The entries below should be given again exactly, minus their pictures.

--- start Items ---

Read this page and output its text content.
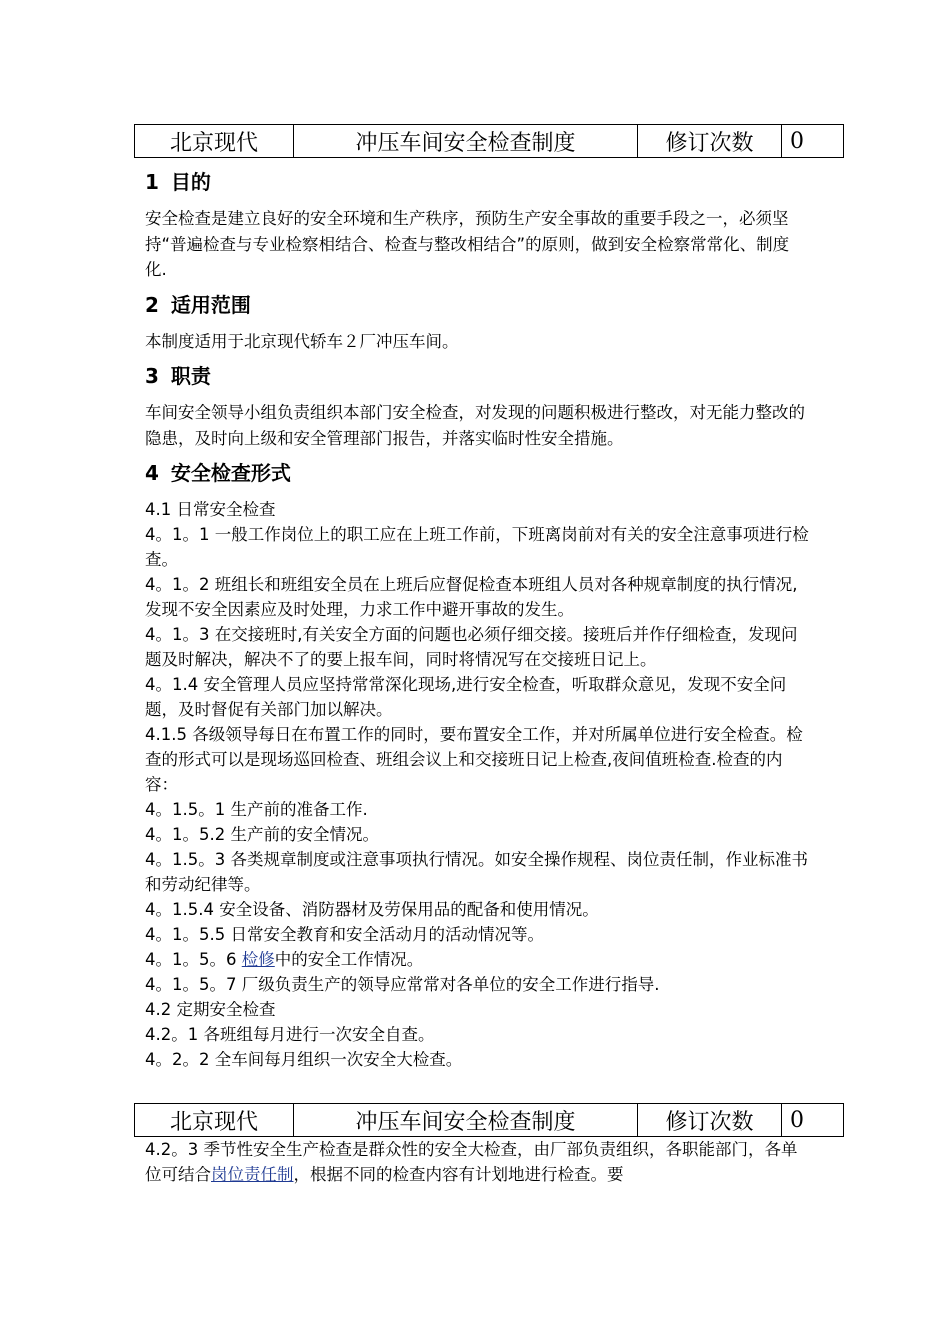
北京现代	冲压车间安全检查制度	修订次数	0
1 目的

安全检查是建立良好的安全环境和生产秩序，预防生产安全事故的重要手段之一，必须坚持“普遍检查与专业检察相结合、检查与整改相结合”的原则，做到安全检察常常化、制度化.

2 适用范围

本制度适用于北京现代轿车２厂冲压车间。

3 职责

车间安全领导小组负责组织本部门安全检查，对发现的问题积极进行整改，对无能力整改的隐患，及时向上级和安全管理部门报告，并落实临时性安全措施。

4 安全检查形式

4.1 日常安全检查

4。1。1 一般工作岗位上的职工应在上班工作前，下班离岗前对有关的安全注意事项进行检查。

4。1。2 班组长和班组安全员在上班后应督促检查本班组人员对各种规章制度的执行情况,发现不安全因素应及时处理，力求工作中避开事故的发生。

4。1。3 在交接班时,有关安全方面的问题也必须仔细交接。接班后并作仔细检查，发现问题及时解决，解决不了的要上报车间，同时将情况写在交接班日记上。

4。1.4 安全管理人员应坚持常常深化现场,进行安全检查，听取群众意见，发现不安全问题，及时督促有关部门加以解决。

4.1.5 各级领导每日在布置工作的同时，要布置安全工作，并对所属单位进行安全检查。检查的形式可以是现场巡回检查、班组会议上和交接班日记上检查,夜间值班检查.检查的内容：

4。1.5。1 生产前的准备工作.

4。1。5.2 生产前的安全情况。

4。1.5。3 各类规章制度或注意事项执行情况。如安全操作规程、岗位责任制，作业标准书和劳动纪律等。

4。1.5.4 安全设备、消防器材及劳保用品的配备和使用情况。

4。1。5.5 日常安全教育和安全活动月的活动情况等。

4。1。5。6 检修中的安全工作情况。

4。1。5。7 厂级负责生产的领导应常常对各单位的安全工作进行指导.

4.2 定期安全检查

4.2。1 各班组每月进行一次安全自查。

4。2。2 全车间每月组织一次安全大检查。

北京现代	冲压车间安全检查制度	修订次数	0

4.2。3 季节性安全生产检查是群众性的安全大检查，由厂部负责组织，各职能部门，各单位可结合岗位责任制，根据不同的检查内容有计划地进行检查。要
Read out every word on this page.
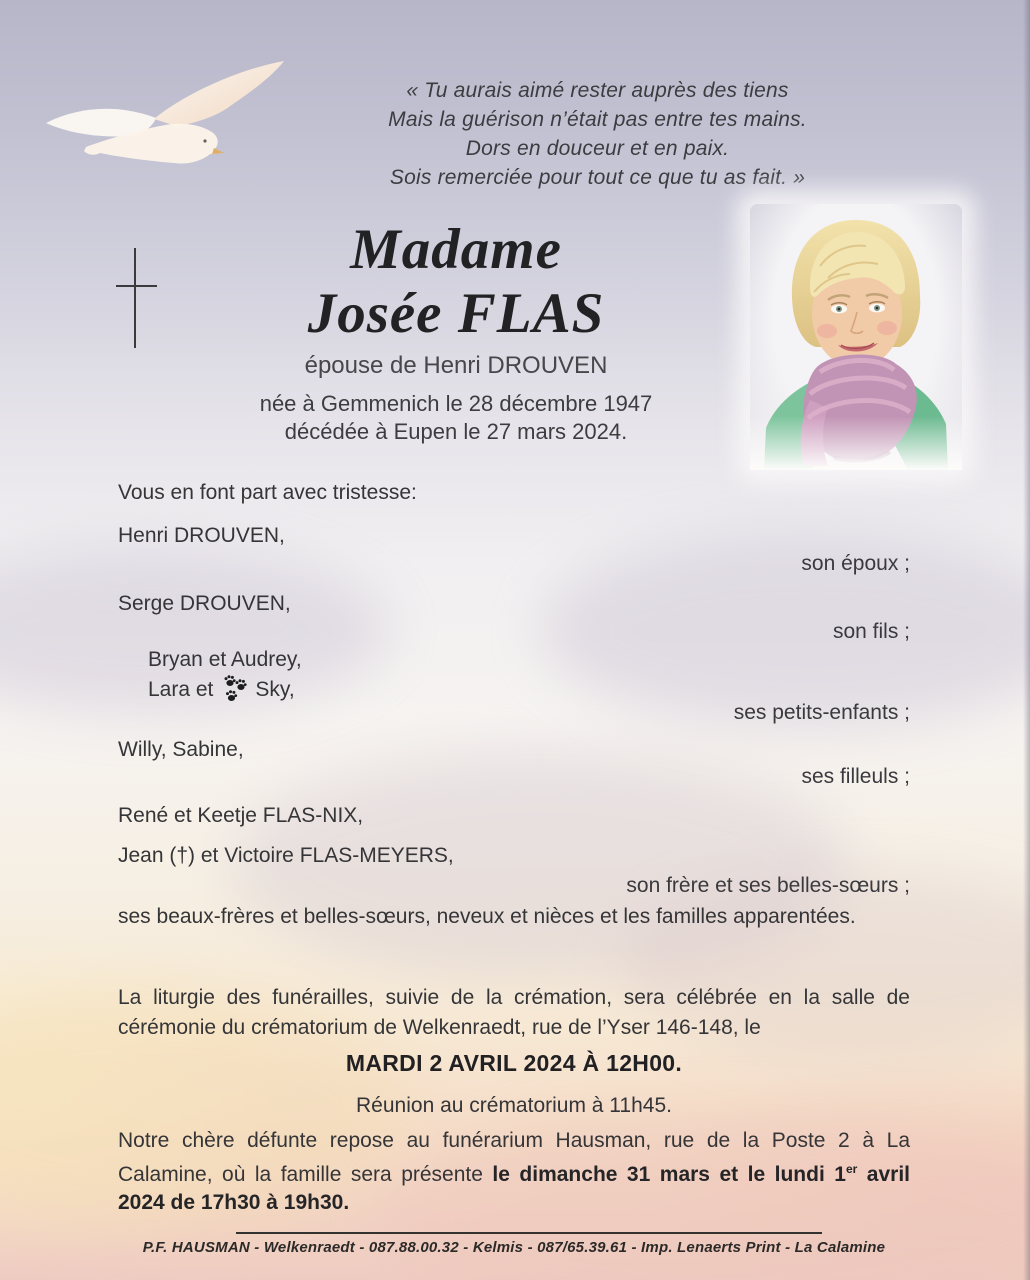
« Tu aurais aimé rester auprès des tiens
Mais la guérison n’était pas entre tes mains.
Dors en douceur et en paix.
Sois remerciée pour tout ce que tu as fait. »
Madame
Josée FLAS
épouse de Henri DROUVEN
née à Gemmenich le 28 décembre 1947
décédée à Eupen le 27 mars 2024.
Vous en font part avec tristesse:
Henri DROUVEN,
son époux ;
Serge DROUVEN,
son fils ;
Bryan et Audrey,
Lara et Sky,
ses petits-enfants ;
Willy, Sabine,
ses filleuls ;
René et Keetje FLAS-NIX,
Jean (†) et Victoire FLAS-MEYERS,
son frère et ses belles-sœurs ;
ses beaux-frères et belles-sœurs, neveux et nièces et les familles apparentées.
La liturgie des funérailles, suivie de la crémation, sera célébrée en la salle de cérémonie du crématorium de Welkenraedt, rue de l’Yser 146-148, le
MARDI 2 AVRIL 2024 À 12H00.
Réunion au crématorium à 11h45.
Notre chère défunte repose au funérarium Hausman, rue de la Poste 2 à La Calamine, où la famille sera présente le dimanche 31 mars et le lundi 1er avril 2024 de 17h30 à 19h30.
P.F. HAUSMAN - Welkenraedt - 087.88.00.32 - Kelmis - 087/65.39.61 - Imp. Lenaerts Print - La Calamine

--- end Items ---

▶ **Response to the task**:
Read this page and output its text content.
北京现代	冲压车间安全检查制度	修订次数	0
1 目的

安全检查是建立良好的安全环境和生产秩序，预防生产安全事故的重要手段之一，必须坚持“普遍检查与专业检察相结合、检查与整改相结合”的原则，做到安全检察常常化、制度化.

2 适用范围

本制度适用于北京现代轿车２厂冲压车间。

3 职责

车间安全领导小组负责组织本部门安全检查，对发现的问题积极进行整改，对无能力整改的隐患，及时向上级和安全管理部门报告，并落实临时性安全措施。

4 安全检查形式

4.1 日常安全检查

4。1。1 一般工作岗位上的职工应在上班工作前，下班离岗前对有关的安全注意事项进行检查。

4。1。2 班组长和班组安全员在上班后应督促检查本班组人员对各种规章制度的执行情况,发现不安全因素应及时处理，力求工作中避开事故的发生。

4。1。3 在交接班时,有关安全方面的问题也必须仔细交接。接班后并作仔细检查，发现问题及时解决，解决不了的要上报车间，同时将情况写在交接班日记上。

4。1.4 安全管理人员应坚持常常深化现场,进行安全检查，听取群众意见，发现不安全问题，及时督促有关部门加以解决。

4.1.5 各级领导每日在布置工作的同时，要布置安全工作，并对所属单位进行安全检查。检查的形式可以是现场巡回检查、班组会议上和交接班日记上检查,夜间值班检查.检查的内容：

4。1.5。1 生产前的准备工作.

4。1。5.2 生产前的安全情况。

4。1.5。3 各类规章制度或注意事项执行情况。如安全操作规程、岗位责任制，作业标准书和劳动纪律等。

4。1.5.4 安全设备、消防器材及劳保用品的配备和使用情况。

4。1。5.5 日常安全教育和安全活动月的活动情况等。

4。1。5。6 检修中的安全工作情况。

4。1。5。7 厂级负责生产的领导应常常对各单位的安全工作进行指导.

4.2 定期安全检查

4.2。1 各班组每月进行一次安全自查。

4。2。2 全车间每月组织一次安全大检查。

北京现代	冲压车间安全检查制度	修订次数	0

4.2。3 季节性安全生产检查是群众性的安全大检查，由厂部负责组织，各职能部门，各单位可结合岗位责任制，根据不同的检查内容有计划地进行检查。要
Read out every word on this page.
« Tu aurais aimé rester auprès des tiens
Mais la guérison n’était pas entre tes mains.
Dors en douceur et en paix.
Sois remerciée pour tout ce que tu as fait. »
Madame
Josée FLAS
épouse de Henri DROUVEN
née à Gemmenich le 28 décembre 1947
décédée à Eupen le 27 mars 2024.
Vous en font part avec tristesse:
Henri DROUVEN,
son époux ;
Serge DROUVEN,
son fils ;
Bryan et Audrey,
Lara et Sky,
ses petits-enfants ;
Willy, Sabine,
ses filleuls ;
René et Keetje FLAS-NIX,
Jean (†) et Victoire FLAS-MEYERS,
son frère et ses belles-sœurs ;
ses beaux-frères et belles-sœurs, neveux et nièces et les familles apparentées.
La liturgie des funérailles, suivie de la crémation, sera célébrée en la salle de cérémonie du crématorium de Welkenraedt, rue de l’Yser 146-148, le
MARDI 2 AVRIL 2024 À 12H00.
Réunion au crématorium à 11h45.
Notre chère défunte repose au funérarium Hausman, rue de la Poste 2 à La Calamine, où la famille sera présente le dimanche 31 mars et le lundi 1er avril 2024 de 17h30 à 19h30.
P.F. HAUSMAN - Welkenraedt - 087.88.00.32 - Kelmis - 087/65.39.61 - Imp. Lenaerts Print - La Calamine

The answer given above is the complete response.